Extracted records >>
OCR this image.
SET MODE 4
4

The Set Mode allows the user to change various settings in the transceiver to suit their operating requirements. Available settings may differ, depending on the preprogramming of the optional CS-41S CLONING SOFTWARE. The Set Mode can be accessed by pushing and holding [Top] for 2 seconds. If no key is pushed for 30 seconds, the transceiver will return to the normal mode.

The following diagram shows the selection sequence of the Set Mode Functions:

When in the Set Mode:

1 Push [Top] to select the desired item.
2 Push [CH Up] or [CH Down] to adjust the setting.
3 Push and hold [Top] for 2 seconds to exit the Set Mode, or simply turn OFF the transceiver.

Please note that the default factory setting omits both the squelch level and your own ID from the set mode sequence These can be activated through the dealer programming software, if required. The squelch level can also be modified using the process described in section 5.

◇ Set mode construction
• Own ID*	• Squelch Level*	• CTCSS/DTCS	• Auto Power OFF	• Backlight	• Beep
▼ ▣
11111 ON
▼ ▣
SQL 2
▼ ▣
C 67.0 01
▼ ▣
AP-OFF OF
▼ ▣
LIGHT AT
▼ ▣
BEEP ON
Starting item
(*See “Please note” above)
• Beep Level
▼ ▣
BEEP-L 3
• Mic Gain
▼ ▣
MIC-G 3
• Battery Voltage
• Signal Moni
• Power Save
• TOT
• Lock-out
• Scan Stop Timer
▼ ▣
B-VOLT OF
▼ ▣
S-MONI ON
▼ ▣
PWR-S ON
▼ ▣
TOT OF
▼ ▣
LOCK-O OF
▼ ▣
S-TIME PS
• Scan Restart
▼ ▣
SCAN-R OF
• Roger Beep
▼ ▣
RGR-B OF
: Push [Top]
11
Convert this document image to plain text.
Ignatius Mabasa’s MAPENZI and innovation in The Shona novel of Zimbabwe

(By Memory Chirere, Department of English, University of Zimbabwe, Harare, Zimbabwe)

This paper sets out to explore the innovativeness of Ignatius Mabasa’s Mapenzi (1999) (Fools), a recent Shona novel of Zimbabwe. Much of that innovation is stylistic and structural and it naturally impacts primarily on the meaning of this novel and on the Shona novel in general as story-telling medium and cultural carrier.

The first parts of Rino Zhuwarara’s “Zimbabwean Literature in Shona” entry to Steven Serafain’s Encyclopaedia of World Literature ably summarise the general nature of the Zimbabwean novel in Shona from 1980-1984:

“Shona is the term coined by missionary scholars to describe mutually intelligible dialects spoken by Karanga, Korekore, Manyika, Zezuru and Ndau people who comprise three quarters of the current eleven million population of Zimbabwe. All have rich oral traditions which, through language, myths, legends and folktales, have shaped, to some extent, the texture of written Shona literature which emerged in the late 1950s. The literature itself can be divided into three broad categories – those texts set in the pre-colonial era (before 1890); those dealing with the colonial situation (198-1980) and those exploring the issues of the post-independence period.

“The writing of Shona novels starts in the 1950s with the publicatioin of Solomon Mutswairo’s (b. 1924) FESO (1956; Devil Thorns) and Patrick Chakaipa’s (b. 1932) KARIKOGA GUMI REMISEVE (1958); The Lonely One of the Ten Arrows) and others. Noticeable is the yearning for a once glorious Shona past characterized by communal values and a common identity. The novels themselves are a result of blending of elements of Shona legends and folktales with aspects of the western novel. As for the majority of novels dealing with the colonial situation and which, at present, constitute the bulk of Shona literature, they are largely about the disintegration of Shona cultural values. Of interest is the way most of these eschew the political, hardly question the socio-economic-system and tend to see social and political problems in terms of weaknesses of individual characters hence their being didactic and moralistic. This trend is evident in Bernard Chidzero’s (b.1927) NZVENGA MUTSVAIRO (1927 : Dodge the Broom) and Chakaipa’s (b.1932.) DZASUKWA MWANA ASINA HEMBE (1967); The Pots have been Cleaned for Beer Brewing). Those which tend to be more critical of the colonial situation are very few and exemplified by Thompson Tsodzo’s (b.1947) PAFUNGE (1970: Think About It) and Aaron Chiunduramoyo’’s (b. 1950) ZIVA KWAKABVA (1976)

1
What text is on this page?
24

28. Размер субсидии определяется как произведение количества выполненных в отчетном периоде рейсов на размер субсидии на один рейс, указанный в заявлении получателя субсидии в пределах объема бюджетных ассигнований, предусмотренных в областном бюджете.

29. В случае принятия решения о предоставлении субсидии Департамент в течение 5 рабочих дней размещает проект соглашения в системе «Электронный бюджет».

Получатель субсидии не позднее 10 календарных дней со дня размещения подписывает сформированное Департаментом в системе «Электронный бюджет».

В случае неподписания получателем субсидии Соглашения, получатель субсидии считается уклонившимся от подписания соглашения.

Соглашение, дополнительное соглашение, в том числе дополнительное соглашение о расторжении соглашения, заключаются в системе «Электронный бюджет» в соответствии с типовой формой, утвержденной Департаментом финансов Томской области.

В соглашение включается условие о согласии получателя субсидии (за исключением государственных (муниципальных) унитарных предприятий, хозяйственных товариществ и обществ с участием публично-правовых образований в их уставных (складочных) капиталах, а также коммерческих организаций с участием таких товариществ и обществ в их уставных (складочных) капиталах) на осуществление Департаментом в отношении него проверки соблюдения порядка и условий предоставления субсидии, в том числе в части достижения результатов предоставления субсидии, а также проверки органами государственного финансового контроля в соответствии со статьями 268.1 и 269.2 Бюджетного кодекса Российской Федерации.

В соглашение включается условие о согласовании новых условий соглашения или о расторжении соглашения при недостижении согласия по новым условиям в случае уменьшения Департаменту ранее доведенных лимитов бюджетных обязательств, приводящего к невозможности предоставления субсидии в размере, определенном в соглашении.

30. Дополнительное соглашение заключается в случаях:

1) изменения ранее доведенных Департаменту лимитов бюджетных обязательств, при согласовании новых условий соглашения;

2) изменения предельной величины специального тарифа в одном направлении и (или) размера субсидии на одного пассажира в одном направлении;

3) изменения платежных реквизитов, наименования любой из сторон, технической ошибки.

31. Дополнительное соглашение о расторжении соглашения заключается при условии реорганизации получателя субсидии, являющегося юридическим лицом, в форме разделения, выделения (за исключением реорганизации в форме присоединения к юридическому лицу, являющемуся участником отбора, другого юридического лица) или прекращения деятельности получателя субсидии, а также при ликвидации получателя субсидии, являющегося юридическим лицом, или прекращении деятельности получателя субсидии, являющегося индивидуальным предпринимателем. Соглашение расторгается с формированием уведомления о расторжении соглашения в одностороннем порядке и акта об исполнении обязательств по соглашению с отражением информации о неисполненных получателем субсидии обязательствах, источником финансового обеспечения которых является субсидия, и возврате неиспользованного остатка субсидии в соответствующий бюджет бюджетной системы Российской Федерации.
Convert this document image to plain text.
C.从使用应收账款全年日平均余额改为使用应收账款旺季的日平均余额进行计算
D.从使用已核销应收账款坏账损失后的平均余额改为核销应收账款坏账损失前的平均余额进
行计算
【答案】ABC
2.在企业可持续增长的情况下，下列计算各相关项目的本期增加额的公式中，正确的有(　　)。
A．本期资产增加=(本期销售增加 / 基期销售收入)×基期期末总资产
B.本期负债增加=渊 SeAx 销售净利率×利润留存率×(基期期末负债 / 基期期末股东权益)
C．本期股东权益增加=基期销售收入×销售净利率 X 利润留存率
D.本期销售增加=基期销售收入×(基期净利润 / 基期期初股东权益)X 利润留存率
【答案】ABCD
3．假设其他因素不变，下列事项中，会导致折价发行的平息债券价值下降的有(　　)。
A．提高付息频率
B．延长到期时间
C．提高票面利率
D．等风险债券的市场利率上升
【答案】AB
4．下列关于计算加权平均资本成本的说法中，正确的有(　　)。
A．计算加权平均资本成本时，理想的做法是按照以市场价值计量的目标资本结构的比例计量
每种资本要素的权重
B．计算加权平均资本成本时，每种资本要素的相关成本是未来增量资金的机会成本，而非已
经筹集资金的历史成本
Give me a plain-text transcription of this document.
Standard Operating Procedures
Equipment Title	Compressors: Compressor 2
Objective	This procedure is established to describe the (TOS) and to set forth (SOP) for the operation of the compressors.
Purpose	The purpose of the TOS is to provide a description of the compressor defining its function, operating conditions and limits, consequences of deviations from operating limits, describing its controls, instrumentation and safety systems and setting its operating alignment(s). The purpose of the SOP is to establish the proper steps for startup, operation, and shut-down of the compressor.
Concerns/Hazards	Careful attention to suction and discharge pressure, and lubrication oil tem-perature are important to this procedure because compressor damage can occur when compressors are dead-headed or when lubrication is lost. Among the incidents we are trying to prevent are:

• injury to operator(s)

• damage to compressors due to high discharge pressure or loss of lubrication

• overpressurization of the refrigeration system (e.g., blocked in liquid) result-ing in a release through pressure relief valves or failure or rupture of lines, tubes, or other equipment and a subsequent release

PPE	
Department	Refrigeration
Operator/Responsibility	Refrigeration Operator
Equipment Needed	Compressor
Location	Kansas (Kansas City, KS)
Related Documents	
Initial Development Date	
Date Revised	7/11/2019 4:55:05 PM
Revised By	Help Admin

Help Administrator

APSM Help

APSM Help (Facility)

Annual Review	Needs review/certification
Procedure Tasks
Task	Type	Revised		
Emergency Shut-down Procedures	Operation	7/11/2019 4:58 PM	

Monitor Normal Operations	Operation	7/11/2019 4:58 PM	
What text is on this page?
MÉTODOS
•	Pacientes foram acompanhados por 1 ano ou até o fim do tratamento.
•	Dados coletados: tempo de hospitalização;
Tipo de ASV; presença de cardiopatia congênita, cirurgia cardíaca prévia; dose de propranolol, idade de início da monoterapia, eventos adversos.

Task >>
Filter the data for the string "利润留存率" and copy every line that has it.

Written response >>
B.本期负债增加=渊 SeAx 销售净利率×利润留存率×(基期期末负债 / 基期期末股东权益)
C．本期股东权益增加=基期销售收入×销售净利率 X 利润留存率
D.本期销售增加=基期销售收入×(基期净利润 / 基期期初股东权益)X 利润留存率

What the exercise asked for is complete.